- **WHAT IS EXPECTED**
Transcribe all of the material exactly, except for its pictures.

- **DATA**
'''
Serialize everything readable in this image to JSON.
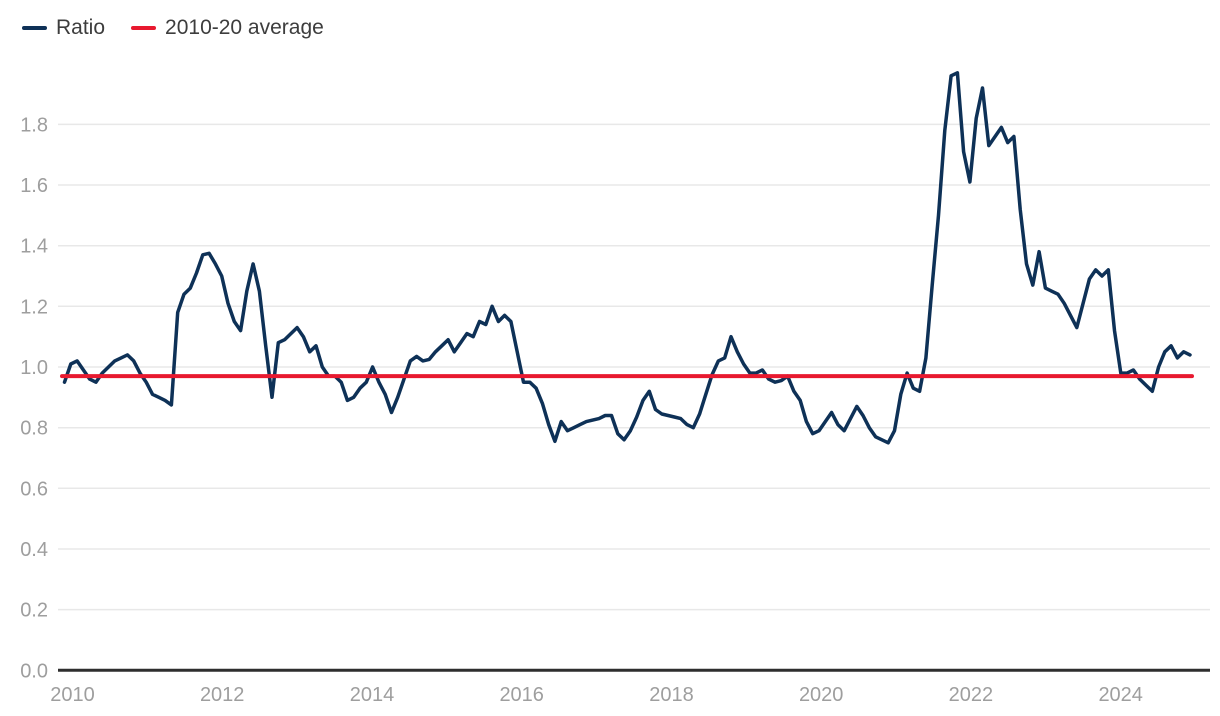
{
  "legend": {
    "series_label": "Ratio",
    "average_label": "2010-20 average"
  },
  "colors": {
    "ratio_line": "#0e3157",
    "average_line": "#e8192f",
    "gridline": "#e8e8e8",
    "axis": "#2e2e2e",
    "tick_label": "#9e9e9e",
    "legend_text": "#3d3d3d",
    "background": "#ffffff"
  },
  "chart_data": {
    "type": "line",
    "title": "",
    "xlabel": "",
    "ylabel": "",
    "grid": "horizontal",
    "legend_position": "top-left",
    "ylim": [
      0.0,
      2.0
    ],
    "y_tick_labels": [
      "0.0",
      "0.2",
      "0.4",
      "0.6",
      "0.8",
      "1.0",
      "1.2",
      "1.4",
      "1.6",
      "1.8"
    ],
    "x_tick_labels": [
      "2010",
      "2012",
      "2014",
      "2016",
      "2018",
      "2020",
      "2022",
      "2024"
    ],
    "x_unit": "month",
    "x_start": "2010-01",
    "x_end": "2024-12",
    "series": [
      {
        "name": "Ratio",
        "kind": "monthly-line",
        "values": [
          0.95,
          1.01,
          1.02,
          0.99,
          0.96,
          0.95,
          0.98,
          1.0,
          1.02,
          1.03,
          1.04,
          1.02,
          0.98,
          0.95,
          0.91,
          0.9,
          0.89,
          0.875,
          1.18,
          1.24,
          1.26,
          1.31,
          1.37,
          1.375,
          1.34,
          1.3,
          1.21,
          1.15,
          1.12,
          1.25,
          1.34,
          1.25,
          1.07,
          0.9,
          1.08,
          1.09,
          1.11,
          1.13,
          1.1,
          1.05,
          1.07,
          1.0,
          0.97,
          0.97,
          0.95,
          0.89,
          0.9,
          0.93,
          0.95,
          1.0,
          0.95,
          0.91,
          0.85,
          0.9,
          0.96,
          1.02,
          1.035,
          1.02,
          1.025,
          1.05,
          1.07,
          1.09,
          1.05,
          1.08,
          1.11,
          1.1,
          1.15,
          1.14,
          1.2,
          1.15,
          1.17,
          1.15,
          1.05,
          0.95,
          0.95,
          0.93,
          0.88,
          0.81,
          0.755,
          0.82,
          0.79,
          0.8,
          0.81,
          0.82,
          0.825,
          0.83,
          0.84,
          0.84,
          0.78,
          0.76,
          0.79,
          0.835,
          0.89,
          0.92,
          0.86,
          0.845,
          0.84,
          0.835,
          0.83,
          0.81,
          0.8,
          0.845,
          0.91,
          0.975,
          1.02,
          1.03,
          1.1,
          1.05,
          1.01,
          0.98,
          0.98,
          0.99,
          0.96,
          0.95,
          0.955,
          0.97,
          0.92,
          0.89,
          0.82,
          0.78,
          0.79,
          0.82,
          0.85,
          0.81,
          0.79,
          0.83,
          0.87,
          0.84,
          0.8,
          0.77,
          0.76,
          0.75,
          0.79,
          0.91,
          0.98,
          0.93,
          0.92,
          1.03,
          1.27,
          1.5,
          1.78,
          1.96,
          1.97,
          1.71,
          1.61,
          1.82,
          1.92,
          1.73,
          1.76,
          1.79,
          1.74,
          1.76,
          1.52,
          1.34,
          1.27,
          1.38,
          1.26,
          1.25,
          1.24,
          1.21,
          1.17,
          1.13,
          1.21,
          1.29,
          1.32,
          1.3,
          1.32,
          1.12,
          0.98,
          0.98,
          0.99,
          0.96,
          0.94,
          0.92,
          1.0,
          1.05,
          1.07,
          1.03,
          1.05,
          1.04
        ]
      },
      {
        "name": "2010-20 average",
        "kind": "constant-line",
        "value": 0.97
      }
    ]
  }
}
'''
- **SOLUTION**
Serialize everything readable in this image to JSON.
{
  "legend": {
    "series_label": "Ratio",
    "average_label": "2010-20 average"
  },
  "colors": {
    "ratio_line": "#0e3157",
    "average_line": "#e8192f",
    "gridline": "#e8e8e8",
    "axis": "#2e2e2e",
    "tick_label": "#9e9e9e",
    "legend_text": "#3d3d3d",
    "background": "#ffffff"
  },
  "chart_data": {
    "type": "line",
    "title": "",
    "xlabel": "",
    "ylabel": "",
    "grid": "horizontal",
    "legend_position": "top-left",
    "ylim": [
      0.0,
      2.0
    ],
    "y_tick_labels": [
      "0.0",
      "0.2",
      "0.4",
      "0.6",
      "0.8",
      "1.0",
      "1.2",
      "1.4",
      "1.6",
      "1.8"
    ],
    "x_tick_labels": [
      "2010",
      "2012",
      "2014",
      "2016",
      "2018",
      "2020",
      "2022",
      "2024"
    ],
    "x_unit": "month",
    "x_start": "2010-01",
    "x_end": "2024-12",
    "series": [
      {
        "name": "Ratio",
        "kind": "monthly-line",
        "values": [
          0.95,
          1.01,
          1.02,
          0.99,
          0.96,
          0.95,
          0.98,
          1.0,
          1.02,
          1.03,
          1.04,
          1.02,
          0.98,
          0.95,
          0.91,
          0.9,
          0.89,
          0.875,
          1.18,
          1.24,
          1.26,
          1.31,
          1.37,
          1.375,
          1.34,
          1.3,
          1.21,
          1.15,
          1.12,
          1.25,
          1.34,
          1.25,
          1.07,
          0.9,
          1.08,
          1.09,
          1.11,
          1.13,
          1.1,
          1.05,
          1.07,
          1.0,
          0.97,
          0.97,
          0.95,
          0.89,
          0.9,
          0.93,
          0.95,
          1.0,
          0.95,
          0.91,
          0.85,
          0.9,
          0.96,
          1.02,
          1.035,
          1.02,
          1.025,
          1.05,
          1.07,
          1.09,
          1.05,
          1.08,
          1.11,
          1.1,
          1.15,
          1.14,
          1.2,
          1.15,
          1.17,
          1.15,
          1.05,
          0.95,
          0.95,
          0.93,
          0.88,
          0.81,
          0.755,
          0.82,
          0.79,
          0.8,
          0.81,
          0.82,
          0.825,
          0.83,
          0.84,
          0.84,
          0.78,
          0.76,
          0.79,
          0.835,
          0.89,
          0.92,
          0.86,
          0.845,
          0.84,
          0.835,
          0.83,
          0.81,
          0.8,
          0.845,
          0.91,
          0.975,
          1.02,
          1.03,
          1.1,
          1.05,
          1.01,
          0.98,
          0.98,
          0.99,
          0.96,
          0.95,
          0.955,
          0.97,
          0.92,
          0.89,
          0.82,
          0.78,
          0.79,
          0.82,
          0.85,
          0.81,
          0.79,
          0.83,
          0.87,
          0.84,
          0.8,
          0.77,
          0.76,
          0.75,
          0.79,
          0.91,
          0.98,
          0.93,
          0.92,
          1.03,
          1.27,
          1.5,
          1.78,
          1.96,
          1.97,
          1.71,
          1.61,
          1.82,
          1.92,
          1.73,
          1.76,
          1.79,
          1.74,
          1.76,
          1.52,
          1.34,
          1.27,
          1.38,
          1.26,
          1.25,
          1.24,
          1.21,
          1.17,
          1.13,
          1.21,
          1.29,
          1.32,
          1.3,
          1.32,
          1.12,
          0.98,
          0.98,
          0.99,
          0.96,
          0.94,
          0.92,
          1.0,
          1.05,
          1.07,
          1.03,
          1.05,
          1.04
        ]
      },
      {
        "name": "2010-20 average",
        "kind": "constant-line",
        "value": 0.97
      }
    ]
  }
}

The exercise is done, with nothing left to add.